● **TASK PROMPT**:
Copy out all the entries word for word.
[Start RECORD LIST]
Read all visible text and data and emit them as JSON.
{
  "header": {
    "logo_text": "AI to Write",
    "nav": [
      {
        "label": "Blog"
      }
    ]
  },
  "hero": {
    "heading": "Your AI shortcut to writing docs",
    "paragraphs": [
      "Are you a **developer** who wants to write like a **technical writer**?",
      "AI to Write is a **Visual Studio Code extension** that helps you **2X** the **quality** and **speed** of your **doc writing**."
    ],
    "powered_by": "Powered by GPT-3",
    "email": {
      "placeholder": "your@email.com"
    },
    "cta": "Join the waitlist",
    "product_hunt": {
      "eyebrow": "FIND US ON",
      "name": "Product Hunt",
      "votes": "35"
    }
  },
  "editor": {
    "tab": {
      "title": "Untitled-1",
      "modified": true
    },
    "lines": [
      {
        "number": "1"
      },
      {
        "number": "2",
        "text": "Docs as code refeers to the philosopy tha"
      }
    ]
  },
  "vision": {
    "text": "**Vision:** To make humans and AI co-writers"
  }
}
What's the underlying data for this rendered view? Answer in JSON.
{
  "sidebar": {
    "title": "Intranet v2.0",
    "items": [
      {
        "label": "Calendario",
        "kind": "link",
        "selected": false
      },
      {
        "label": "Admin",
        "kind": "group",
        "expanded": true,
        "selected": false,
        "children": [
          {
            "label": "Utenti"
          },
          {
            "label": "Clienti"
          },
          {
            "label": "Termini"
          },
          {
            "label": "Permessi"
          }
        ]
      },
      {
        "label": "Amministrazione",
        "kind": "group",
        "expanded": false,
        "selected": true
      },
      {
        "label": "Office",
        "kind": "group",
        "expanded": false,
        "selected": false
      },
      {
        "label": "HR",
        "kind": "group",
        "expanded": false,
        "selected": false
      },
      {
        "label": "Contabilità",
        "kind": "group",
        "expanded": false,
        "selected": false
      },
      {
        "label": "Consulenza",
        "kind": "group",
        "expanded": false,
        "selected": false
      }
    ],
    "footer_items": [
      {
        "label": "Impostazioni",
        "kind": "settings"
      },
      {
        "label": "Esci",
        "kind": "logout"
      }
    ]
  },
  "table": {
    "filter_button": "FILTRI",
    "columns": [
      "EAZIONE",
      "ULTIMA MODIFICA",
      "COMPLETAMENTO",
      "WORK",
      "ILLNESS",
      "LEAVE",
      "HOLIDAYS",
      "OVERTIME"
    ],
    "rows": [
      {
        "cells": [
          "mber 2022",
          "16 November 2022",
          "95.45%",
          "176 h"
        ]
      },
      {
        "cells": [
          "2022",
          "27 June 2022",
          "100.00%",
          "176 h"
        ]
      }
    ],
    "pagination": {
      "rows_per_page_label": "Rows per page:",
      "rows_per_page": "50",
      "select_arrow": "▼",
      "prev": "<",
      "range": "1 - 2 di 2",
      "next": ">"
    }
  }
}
[End RECORD LIST]
● **CORRECT ANSWER**:
Read all visible text and data and emit them as JSON.
{
  "header": {
    "logo_text": "AI to Write",
    "nav": [
      {
        "label": "Blog"
      }
    ]
  },
  "hero": {
    "heading": "Your AI shortcut to writing docs",
    "paragraphs": [
      "Are you a **developer** who wants to write like a **technical writer**?",
      "AI to Write is a **Visual Studio Code extension** that helps you **2X** the **quality** and **speed** of your **doc writing**."
    ],
    "powered_by": "Powered by GPT-3",
    "email": {
      "placeholder": "your@email.com"
    },
    "cta": "Join the waitlist",
    "product_hunt": {
      "eyebrow": "FIND US ON",
      "name": "Product Hunt",
      "votes": "35"
    }
  },
  "editor": {
    "tab": {
      "title": "Untitled-1",
      "modified": true
    },
    "lines": [
      {
        "number": "1"
      },
      {
        "number": "2",
        "text": "Docs as code refeers to the philosopy tha"
      }
    ]
  },
  "vision": {
    "text": "**Vision:** To make humans and AI co-writers"
  }
}
What's the underlying data for this rendered view? Answer in JSON.
{
  "sidebar": {
    "title": "Intranet v2.0",
    "items": [
      {
        "label": "Calendario",
        "kind": "link",
        "selected": false
      },
      {
        "label": "Admin",
        "kind": "group",
        "expanded": true,
        "selected": false,
        "children": [
          {
            "label": "Utenti"
          },
          {
            "label": "Clienti"
          },
          {
            "label": "Termini"
          },
          {
            "label": "Permessi"
          }
        ]
      },
      {
        "label": "Amministrazione",
        "kind": "group",
        "expanded": false,
        "selected": true
      },
      {
        "label": "Office",
        "kind": "group",
        "expanded": false,
        "selected": false
      },
      {
        "label": "HR",
        "kind": "group",
        "expanded": false,
        "selected": false
      },
      {
        "label": "Contabilità",
        "kind": "group",
        "expanded": false,
        "selected": false
      },
      {
        "label": "Consulenza",
        "kind": "group",
        "expanded": false,
        "selected": false
      }
    ],
    "footer_items": [
      {
        "label": "Impostazioni",
        "kind": "settings"
      },
      {
        "label": "Esci",
        "kind": "logout"
      }
    ]
  },
  "table": {
    "filter_button": "FILTRI",
    "columns": [
      "EAZIONE",
      "ULTIMA MODIFICA",
      "COMPLETAMENTO",
      "WORK",
      "ILLNESS",
      "LEAVE",
      "HOLIDAYS",
      "OVERTIME"
    ],
    "rows": [
      {
        "cells": [
          "mber 2022",
          "16 November 2022",
          "95.45%",
          "176 h"
        ]
      },
      {
        "cells": [
          "2022",
          "27 June 2022",
          "100.00%",
          "176 h"
        ]
      }
    ],
    "pagination": {
      "rows_per_page_label": "Rows per page:",
      "rows_per_page": "50",
      "select_arrow": "▼",
      "prev": "<",
      "range": "1 - 2 di 2",
      "next": ">"
    }
  }
}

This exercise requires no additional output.